(Source data)
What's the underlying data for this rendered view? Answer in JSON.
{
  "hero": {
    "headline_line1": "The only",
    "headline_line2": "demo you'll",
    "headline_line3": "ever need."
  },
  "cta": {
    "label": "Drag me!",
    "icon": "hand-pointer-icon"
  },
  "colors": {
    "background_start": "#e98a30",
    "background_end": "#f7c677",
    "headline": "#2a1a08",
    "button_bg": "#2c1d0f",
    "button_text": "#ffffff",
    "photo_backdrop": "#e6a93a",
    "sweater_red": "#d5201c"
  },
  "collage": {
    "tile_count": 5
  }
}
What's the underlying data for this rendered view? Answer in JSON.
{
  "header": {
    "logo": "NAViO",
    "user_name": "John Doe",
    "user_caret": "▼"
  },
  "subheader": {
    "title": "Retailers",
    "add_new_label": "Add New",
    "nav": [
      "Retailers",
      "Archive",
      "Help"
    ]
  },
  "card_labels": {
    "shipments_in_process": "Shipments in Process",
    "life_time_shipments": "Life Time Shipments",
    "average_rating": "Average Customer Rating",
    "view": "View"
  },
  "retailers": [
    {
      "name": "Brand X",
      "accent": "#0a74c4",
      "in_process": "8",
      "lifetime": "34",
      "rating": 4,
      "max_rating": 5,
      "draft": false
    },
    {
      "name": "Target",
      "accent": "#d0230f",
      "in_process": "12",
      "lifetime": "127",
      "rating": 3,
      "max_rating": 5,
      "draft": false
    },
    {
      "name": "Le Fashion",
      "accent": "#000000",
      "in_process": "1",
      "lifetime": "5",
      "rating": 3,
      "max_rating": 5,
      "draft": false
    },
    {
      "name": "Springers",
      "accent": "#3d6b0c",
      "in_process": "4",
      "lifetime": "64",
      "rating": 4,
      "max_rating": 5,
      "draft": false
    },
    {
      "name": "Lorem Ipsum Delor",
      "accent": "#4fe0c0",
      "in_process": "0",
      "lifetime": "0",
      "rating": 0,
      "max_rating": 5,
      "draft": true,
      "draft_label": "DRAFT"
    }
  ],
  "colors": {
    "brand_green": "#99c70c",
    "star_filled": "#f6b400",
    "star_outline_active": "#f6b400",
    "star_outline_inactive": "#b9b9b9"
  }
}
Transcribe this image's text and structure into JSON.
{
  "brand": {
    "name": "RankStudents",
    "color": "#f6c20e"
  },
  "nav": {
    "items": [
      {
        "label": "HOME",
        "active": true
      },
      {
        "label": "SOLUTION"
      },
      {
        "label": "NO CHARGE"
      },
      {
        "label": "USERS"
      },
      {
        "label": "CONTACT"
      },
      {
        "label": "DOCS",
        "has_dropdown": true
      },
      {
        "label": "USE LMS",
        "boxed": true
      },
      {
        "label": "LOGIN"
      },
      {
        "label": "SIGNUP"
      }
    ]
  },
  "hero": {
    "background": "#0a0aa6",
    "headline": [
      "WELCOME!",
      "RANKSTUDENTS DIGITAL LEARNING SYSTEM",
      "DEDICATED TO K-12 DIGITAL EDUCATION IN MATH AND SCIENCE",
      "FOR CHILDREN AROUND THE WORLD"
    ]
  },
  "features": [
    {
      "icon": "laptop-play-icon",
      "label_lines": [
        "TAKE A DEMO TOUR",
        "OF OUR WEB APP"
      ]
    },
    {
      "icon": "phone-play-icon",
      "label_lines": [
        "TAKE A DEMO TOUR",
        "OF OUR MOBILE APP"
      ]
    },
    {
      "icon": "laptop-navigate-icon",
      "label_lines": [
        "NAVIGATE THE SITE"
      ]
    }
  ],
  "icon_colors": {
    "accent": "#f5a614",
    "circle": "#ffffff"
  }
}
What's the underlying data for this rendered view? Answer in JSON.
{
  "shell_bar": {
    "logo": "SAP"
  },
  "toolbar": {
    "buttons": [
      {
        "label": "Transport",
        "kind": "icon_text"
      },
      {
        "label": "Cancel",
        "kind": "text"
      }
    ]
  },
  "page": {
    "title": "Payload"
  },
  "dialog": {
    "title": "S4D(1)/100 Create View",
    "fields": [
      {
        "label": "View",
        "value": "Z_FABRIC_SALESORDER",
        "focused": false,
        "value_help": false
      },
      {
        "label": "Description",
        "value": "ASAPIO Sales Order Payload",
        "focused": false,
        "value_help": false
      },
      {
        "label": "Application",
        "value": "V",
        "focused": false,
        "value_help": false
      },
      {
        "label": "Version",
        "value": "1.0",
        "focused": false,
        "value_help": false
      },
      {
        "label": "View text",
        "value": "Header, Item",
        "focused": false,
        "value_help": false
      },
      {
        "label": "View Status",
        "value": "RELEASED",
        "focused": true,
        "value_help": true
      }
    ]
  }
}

## REQUIRED TASK
Go through the records and print each one exactly.

## WRITTEN ANSWER
What's the underlying data for this rendered view? Answer in JSON.
{
  "hero": {
    "headline_line1": "The only",
    "headline_line2": "demo you'll",
    "headline_line3": "ever need."
  },
  "cta": {
    "label": "Drag me!",
    "icon": "hand-pointer-icon"
  },
  "colors": {
    "background_start": "#e98a30",
    "background_end": "#f7c677",
    "headline": "#2a1a08",
    "button_bg": "#2c1d0f",
    "button_text": "#ffffff",
    "photo_backdrop": "#e6a93a",
    "sweater_red": "#d5201c"
  },
  "collage": {
    "tile_count": 5
  }
}
What's the underlying data for this rendered view? Answer in JSON.
{
  "header": {
    "logo": "NAViO",
    "user_name": "John Doe",
    "user_caret": "▼"
  },
  "subheader": {
    "title": "Retailers",
    "add_new_label": "Add New",
    "nav": [
      "Retailers",
      "Archive",
      "Help"
    ]
  },
  "card_labels": {
    "shipments_in_process": "Shipments in Process",
    "life_time_shipments": "Life Time Shipments",
    "average_rating": "Average Customer Rating",
    "view": "View"
  },
  "retailers": [
    {
      "name": "Brand X",
      "accent": "#0a74c4",
      "in_process": "8",
      "lifetime": "34",
      "rating": 4,
      "max_rating": 5,
      "draft": false
    },
    {
      "name": "Target",
      "accent": "#d0230f",
      "in_process": "12",
      "lifetime": "127",
      "rating": 3,
      "max_rating": 5,
      "draft": false
    },
    {
      "name": "Le Fashion",
      "accent": "#000000",
      "in_process": "1",
      "lifetime": "5",
      "rating": 3,
      "max_rating": 5,
      "draft": false
    },
    {
      "name": "Springers",
      "accent": "#3d6b0c",
      "in_process": "4",
      "lifetime": "64",
      "rating": 4,
      "max_rating": 5,
      "draft": false
    },
    {
      "name": "Lorem Ipsum Delor",
      "accent": "#4fe0c0",
      "in_process": "0",
      "lifetime": "0",
      "rating": 0,
      "max_rating": 5,
      "draft": true,
      "draft_label": "DRAFT"
    }
  ],
  "colors": {
    "brand_green": "#99c70c",
    "star_filled": "#f6b400",
    "star_outline_active": "#f6b400",
    "star_outline_inactive": "#b9b9b9"
  }
}
Transcribe this image's text and structure into JSON.
{
  "brand": {
    "name": "RankStudents",
    "color": "#f6c20e"
  },
  "nav": {
    "items": [
      {
        "label": "HOME",
        "active": true
      },
      {
        "label": "SOLUTION"
      },
      {
        "label": "NO CHARGE"
      },
      {
        "label": "USERS"
      },
      {
        "label": "CONTACT"
      },
      {
        "label": "DOCS",
        "has_dropdown": true
      },
      {
        "label": "USE LMS",
        "boxed": true
      },
      {
        "label": "LOGIN"
      },
      {
        "label": "SIGNUP"
      }
    ]
  },
  "hero": {
    "background": "#0a0aa6",
    "headline": [
      "WELCOME!",
      "RANKSTUDENTS DIGITAL LEARNING SYSTEM",
      "DEDICATED TO K-12 DIGITAL EDUCATION IN MATH AND SCIENCE",
      "FOR CHILDREN AROUND THE WORLD"
    ]
  },
  "features": [
    {
      "icon": "laptop-play-icon",
      "label_lines": [
        "TAKE A DEMO TOUR",
        "OF OUR WEB APP"
      ]
    },
    {
      "icon": "phone-play-icon",
      "label_lines": [
        "TAKE A DEMO TOUR",
        "OF OUR MOBILE APP"
      ]
    },
    {
      "icon": "laptop-navigate-icon",
      "label_lines": [
        "NAVIGATE THE SITE"
      ]
    }
  ],
  "icon_colors": {
    "accent": "#f5a614",
    "circle": "#ffffff"
  }
}
What's the underlying data for this rendered view? Answer in JSON.
{
  "shell_bar": {
    "logo": "SAP"
  },
  "toolbar": {
    "buttons": [
      {
        "label": "Transport",
        "kind": "icon_text"
      },
      {
        "label": "Cancel",
        "kind": "text"
      }
    ]
  },
  "page": {
    "title": "Payload"
  },
  "dialog": {
    "title": "S4D(1)/100 Create View",
    "fields": [
      {
        "label": "View",
        "value": "Z_FABRIC_SALESORDER",
        "focused": false,
        "value_help": false
      },
      {
        "label": "Description",
        "value": "ASAPIO Sales Order Payload",
        "focused": false,
        "value_help": false
      },
      {
        "label": "Application",
        "value": "V",
        "focused": false,
        "value_help": false
      },
      {
        "label": "Version",
        "value": "1.0",
        "focused": false,
        "value_help": false
      },
      {
        "label": "View text",
        "value": "Header, Item",
        "focused": false,
        "value_help": false
      },
      {
        "label": "View Status",
        "value": "RELEASED",
        "focused": true,
        "value_help": true
      }
    ]
  }
}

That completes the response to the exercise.